## [What is required]
Locate every line in the records below that holds the word "ENTREVISTA" and return each one.

## [Data shown]
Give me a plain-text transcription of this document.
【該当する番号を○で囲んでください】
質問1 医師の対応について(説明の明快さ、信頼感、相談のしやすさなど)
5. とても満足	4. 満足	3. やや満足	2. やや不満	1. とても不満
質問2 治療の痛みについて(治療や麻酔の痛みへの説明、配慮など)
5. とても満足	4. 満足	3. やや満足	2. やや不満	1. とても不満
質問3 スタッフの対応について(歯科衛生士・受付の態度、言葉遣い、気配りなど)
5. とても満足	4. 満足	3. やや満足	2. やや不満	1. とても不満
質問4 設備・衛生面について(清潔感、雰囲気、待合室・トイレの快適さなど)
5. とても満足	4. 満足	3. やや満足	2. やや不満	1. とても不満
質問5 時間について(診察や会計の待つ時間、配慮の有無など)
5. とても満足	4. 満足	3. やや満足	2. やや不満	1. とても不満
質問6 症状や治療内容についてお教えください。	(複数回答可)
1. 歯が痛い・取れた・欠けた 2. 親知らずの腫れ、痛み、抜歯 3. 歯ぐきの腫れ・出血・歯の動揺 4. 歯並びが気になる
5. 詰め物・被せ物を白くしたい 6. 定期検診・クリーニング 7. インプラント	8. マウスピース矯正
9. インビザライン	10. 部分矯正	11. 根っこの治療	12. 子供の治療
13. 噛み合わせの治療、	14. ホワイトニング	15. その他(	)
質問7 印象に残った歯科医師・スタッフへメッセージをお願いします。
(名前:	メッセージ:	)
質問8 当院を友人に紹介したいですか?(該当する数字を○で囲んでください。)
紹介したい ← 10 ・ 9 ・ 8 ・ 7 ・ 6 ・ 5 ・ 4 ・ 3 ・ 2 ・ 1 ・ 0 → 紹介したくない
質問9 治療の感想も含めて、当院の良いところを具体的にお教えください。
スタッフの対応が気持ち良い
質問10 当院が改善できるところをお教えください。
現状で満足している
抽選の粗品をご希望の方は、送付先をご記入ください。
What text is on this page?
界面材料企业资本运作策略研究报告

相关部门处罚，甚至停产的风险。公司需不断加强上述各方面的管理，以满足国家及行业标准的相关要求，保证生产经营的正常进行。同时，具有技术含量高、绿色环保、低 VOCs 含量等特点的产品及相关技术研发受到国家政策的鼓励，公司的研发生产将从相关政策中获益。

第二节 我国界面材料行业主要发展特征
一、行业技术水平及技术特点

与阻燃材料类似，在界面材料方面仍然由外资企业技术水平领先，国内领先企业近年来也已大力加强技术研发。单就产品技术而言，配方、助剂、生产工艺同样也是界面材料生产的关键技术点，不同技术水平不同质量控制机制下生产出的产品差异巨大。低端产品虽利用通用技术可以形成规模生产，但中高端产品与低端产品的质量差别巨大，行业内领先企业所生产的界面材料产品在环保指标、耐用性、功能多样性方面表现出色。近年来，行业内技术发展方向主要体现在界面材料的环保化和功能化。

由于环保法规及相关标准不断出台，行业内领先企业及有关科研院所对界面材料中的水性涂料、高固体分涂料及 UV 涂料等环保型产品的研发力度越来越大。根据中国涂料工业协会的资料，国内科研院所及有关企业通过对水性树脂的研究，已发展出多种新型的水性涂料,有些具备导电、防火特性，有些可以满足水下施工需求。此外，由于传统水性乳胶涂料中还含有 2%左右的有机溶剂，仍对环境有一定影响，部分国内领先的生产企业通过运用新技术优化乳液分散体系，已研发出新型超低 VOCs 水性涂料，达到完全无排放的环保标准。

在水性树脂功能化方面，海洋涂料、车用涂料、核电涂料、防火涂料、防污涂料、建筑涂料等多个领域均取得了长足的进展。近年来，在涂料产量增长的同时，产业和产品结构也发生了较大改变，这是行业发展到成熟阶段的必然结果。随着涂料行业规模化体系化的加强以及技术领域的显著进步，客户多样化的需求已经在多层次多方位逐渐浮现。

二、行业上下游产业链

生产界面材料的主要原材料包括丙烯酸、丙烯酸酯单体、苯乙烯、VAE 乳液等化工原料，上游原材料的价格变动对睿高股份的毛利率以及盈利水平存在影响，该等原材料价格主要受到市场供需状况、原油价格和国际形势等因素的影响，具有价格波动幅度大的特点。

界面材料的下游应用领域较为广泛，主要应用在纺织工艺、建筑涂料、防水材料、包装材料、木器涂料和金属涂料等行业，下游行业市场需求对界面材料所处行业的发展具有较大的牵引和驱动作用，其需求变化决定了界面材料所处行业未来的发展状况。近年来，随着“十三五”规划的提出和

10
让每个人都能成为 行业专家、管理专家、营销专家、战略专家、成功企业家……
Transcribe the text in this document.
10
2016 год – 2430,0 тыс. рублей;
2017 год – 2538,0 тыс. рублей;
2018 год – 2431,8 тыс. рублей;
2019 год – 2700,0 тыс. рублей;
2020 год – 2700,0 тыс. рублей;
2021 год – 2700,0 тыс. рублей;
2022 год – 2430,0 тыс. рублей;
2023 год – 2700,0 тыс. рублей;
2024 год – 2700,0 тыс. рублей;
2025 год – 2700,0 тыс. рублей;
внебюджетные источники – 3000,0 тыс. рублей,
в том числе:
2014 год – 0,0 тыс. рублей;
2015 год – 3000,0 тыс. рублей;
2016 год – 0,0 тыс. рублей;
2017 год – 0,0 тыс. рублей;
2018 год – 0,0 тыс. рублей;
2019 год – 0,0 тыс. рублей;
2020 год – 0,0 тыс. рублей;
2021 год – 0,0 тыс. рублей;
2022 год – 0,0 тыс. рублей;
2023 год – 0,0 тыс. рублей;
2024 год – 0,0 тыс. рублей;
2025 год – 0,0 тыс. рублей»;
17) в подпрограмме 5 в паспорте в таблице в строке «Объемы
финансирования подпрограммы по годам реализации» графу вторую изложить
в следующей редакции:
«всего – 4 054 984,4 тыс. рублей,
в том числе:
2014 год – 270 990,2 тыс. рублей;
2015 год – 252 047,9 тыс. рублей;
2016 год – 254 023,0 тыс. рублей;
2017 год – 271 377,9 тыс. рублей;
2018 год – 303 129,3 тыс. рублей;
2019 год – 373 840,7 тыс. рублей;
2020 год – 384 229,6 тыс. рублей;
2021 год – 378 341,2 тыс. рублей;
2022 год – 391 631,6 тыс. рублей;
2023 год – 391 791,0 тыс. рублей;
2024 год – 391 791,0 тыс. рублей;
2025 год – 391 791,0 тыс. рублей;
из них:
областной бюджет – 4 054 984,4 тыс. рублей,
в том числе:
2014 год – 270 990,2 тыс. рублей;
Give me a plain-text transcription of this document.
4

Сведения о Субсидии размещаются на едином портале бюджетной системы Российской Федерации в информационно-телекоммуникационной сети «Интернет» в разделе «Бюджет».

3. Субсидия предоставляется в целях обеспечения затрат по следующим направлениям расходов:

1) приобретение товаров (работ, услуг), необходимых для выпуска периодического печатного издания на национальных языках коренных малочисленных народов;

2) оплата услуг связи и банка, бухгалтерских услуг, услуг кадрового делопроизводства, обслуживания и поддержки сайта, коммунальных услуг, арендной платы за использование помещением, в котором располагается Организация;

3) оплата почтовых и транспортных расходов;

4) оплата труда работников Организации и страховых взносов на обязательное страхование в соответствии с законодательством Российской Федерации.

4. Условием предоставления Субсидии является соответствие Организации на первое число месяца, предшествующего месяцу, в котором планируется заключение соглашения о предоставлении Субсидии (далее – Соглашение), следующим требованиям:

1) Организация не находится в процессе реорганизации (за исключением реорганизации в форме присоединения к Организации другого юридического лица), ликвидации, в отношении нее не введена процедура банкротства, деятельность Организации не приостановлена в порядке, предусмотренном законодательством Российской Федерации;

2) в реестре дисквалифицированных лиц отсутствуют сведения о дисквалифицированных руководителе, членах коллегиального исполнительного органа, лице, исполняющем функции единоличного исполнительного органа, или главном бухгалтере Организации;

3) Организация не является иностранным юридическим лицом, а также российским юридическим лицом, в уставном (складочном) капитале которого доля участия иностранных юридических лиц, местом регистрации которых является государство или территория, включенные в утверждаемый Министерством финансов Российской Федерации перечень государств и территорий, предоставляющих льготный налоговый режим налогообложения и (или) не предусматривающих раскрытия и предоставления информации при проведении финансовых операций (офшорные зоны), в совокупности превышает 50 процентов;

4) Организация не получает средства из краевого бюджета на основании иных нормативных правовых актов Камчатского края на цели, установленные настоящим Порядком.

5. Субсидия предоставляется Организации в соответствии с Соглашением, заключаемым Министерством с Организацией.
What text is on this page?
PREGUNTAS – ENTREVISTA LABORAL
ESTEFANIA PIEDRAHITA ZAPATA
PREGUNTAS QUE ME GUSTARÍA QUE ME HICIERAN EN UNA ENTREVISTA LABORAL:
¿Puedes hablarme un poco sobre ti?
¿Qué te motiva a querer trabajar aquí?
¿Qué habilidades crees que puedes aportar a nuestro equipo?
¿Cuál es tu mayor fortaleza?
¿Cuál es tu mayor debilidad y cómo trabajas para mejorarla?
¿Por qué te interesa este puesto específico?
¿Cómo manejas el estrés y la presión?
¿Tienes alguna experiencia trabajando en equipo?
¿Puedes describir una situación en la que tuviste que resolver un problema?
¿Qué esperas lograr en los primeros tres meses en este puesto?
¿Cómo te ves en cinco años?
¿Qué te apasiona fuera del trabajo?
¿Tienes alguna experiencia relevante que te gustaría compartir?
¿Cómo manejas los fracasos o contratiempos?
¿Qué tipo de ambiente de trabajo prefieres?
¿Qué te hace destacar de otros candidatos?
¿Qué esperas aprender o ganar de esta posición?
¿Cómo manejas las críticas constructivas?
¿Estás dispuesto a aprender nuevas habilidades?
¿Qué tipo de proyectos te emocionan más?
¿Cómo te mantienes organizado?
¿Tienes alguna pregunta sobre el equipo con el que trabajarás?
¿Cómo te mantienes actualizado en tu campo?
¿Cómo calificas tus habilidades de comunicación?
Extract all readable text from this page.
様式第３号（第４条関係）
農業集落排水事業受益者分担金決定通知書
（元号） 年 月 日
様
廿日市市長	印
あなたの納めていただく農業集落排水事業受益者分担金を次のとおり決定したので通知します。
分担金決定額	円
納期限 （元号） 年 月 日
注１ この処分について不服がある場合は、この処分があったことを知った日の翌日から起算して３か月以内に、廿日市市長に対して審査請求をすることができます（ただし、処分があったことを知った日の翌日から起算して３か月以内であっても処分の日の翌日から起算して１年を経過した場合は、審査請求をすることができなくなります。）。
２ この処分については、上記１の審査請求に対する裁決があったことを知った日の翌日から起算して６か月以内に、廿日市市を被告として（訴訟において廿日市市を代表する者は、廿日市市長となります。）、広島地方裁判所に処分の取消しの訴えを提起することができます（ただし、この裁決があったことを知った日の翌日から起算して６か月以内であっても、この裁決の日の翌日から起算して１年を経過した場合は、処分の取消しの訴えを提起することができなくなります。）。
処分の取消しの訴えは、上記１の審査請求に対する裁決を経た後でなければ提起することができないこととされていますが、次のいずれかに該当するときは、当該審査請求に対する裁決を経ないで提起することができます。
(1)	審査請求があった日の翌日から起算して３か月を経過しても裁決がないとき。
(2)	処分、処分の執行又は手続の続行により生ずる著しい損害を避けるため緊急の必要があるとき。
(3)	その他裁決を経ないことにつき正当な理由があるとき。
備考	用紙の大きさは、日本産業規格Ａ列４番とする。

## [Response]
PREGUNTAS – ENTREVISTA LABORAL
PREGUNTAS QUE ME GUSTARÍA QUE ME HICIERAN EN UNA ENTREVISTA LABORAL:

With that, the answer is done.